--- Begin ---

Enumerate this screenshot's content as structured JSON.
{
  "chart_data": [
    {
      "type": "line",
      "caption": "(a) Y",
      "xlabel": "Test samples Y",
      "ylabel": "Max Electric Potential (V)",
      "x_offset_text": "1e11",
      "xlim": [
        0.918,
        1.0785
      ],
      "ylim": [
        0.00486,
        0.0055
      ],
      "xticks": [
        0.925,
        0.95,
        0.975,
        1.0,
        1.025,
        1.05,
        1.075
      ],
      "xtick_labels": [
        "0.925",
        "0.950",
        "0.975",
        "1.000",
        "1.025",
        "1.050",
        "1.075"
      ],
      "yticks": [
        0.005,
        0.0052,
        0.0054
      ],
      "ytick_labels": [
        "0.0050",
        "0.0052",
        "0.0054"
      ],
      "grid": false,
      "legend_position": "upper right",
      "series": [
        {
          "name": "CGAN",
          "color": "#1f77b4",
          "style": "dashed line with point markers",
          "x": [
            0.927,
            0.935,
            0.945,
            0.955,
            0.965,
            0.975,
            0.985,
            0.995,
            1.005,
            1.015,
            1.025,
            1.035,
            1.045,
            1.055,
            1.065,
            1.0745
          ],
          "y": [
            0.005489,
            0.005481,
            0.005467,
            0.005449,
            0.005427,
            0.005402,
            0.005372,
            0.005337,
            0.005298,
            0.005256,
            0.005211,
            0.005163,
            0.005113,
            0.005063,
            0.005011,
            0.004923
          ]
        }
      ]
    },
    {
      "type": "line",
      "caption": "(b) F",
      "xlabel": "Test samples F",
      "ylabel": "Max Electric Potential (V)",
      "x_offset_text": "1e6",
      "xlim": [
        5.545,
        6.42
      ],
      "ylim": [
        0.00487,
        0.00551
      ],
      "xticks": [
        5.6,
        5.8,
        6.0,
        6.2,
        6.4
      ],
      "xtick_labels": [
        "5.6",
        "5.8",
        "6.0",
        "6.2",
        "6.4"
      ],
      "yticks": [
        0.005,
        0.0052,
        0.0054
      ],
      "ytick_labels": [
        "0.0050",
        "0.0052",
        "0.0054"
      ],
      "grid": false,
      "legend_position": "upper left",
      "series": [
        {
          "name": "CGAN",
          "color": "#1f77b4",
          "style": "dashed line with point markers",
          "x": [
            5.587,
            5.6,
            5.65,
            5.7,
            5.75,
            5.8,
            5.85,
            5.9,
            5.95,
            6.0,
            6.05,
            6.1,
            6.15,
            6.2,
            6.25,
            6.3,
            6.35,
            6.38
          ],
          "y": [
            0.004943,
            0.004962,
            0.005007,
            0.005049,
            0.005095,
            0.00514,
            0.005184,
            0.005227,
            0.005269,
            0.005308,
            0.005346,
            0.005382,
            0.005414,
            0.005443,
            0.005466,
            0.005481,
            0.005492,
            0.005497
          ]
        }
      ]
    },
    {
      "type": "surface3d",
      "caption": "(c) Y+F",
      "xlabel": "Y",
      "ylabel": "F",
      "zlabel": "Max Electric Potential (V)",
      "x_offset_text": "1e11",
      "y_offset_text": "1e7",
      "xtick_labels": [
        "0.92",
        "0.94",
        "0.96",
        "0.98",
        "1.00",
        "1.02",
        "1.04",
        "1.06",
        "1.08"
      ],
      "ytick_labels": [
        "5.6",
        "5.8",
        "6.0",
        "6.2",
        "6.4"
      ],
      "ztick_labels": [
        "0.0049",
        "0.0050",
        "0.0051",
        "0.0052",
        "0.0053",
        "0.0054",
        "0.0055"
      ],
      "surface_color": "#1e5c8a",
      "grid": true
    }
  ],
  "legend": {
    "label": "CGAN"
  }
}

--- End ---

Each line of the material must be restated exactly.

### [Expected answer]
Enumerate this screenshot's content as structured JSON.
{
  "chart_data": [
    {
      "type": "line",
      "caption": "(a) Y",
      "xlabel": "Test samples Y",
      "ylabel": "Max Electric Potential (V)",
      "x_offset_text": "1e11",
      "xlim": [
        0.918,
        1.0785
      ],
      "ylim": [
        0.00486,
        0.0055
      ],
      "xticks": [
        0.925,
        0.95,
        0.975,
        1.0,
        1.025,
        1.05,
        1.075
      ],
      "xtick_labels": [
        "0.925",
        "0.950",
        "0.975",
        "1.000",
        "1.025",
        "1.050",
        "1.075"
      ],
      "yticks": [
        0.005,
        0.0052,
        0.0054
      ],
      "ytick_labels": [
        "0.0050",
        "0.0052",
        "0.0054"
      ],
      "grid": false,
      "legend_position": "upper right",
      "series": [
        {
          "name": "CGAN",
          "color": "#1f77b4",
          "style": "dashed line with point markers",
          "x": [
            0.927,
            0.935,
            0.945,
            0.955,
            0.965,
            0.975,
            0.985,
            0.995,
            1.005,
            1.015,
            1.025,
            1.035,
            1.045,
            1.055,
            1.065,
            1.0745
          ],
          "y": [
            0.005489,
            0.005481,
            0.005467,
            0.005449,
            0.005427,
            0.005402,
            0.005372,
            0.005337,
            0.005298,
            0.005256,
            0.005211,
            0.005163,
            0.005113,
            0.005063,
            0.005011,
            0.004923
          ]
        }
      ]
    },
    {
      "type": "line",
      "caption": "(b) F",
      "xlabel": "Test samples F",
      "ylabel": "Max Electric Potential (V)",
      "x_offset_text": "1e6",
      "xlim": [
        5.545,
        6.42
      ],
      "ylim": [
        0.00487,
        0.00551
      ],
      "xticks": [
        5.6,
        5.8,
        6.0,
        6.2,
        6.4
      ],
      "xtick_labels": [
        "5.6",
        "5.8",
        "6.0",
        "6.2",
        "6.4"
      ],
      "yticks": [
        0.005,
        0.0052,
        0.0054
      ],
      "ytick_labels": [
        "0.0050",
        "0.0052",
        "0.0054"
      ],
      "grid": false,
      "legend_position": "upper left",
      "series": [
        {
          "name": "CGAN",
          "color": "#1f77b4",
          "style": "dashed line with point markers",
          "x": [
            5.587,
            5.6,
            5.65,
            5.7,
            5.75,
            5.8,
            5.85,
            5.9,
            5.95,
            6.0,
            6.05,
            6.1,
            6.15,
            6.2,
            6.25,
            6.3,
            6.35,
            6.38
          ],
          "y": [
            0.004943,
            0.004962,
            0.005007,
            0.005049,
            0.005095,
            0.00514,
            0.005184,
            0.005227,
            0.005269,
            0.005308,
            0.005346,
            0.005382,
            0.005414,
            0.005443,
            0.005466,
            0.005481,
            0.005492,
            0.005497
          ]
        }
      ]
    },
    {
      "type": "surface3d",
      "caption": "(c) Y+F",
      "xlabel": "Y",
      "ylabel": "F",
      "zlabel": "Max Electric Potential (V)",
      "x_offset_text": "1e11",
      "y_offset_text": "1e7",
      "xtick_labels": [
        "0.92",
        "0.94",
        "0.96",
        "0.98",
        "1.00",
        "1.02",
        "1.04",
        "1.06",
        "1.08"
      ],
      "ytick_labels": [
        "5.6",
        "5.8",
        "6.0",
        "6.2",
        "6.4"
      ],
      "ztick_labels": [
        "0.0049",
        "0.0050",
        "0.0051",
        "0.0052",
        "0.0053",
        "0.0054",
        "0.0055"
      ],
      "surface_color": "#1e5c8a",
      "grid": true
    }
  ],
  "legend": {
    "label": "CGAN"
  }
}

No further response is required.